Instruction: Lines containing the word "name" are the ones to copy from the records below.

Input:
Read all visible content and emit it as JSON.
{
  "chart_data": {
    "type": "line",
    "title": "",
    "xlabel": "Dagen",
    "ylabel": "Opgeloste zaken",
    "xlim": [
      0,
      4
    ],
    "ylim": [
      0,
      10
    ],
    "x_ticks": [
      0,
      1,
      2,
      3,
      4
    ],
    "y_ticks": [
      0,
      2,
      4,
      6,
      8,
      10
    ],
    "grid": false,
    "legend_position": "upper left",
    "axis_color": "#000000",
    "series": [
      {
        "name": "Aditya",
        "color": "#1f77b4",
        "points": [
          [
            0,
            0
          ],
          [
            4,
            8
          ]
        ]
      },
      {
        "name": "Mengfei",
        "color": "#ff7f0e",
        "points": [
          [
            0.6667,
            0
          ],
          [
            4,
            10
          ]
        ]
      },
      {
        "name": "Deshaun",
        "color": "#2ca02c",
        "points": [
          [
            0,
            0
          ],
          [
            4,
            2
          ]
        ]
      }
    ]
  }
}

Exercise solution:
        "name": "Aditya",
        "name": "Mengfei",
        "name": "Deshaun",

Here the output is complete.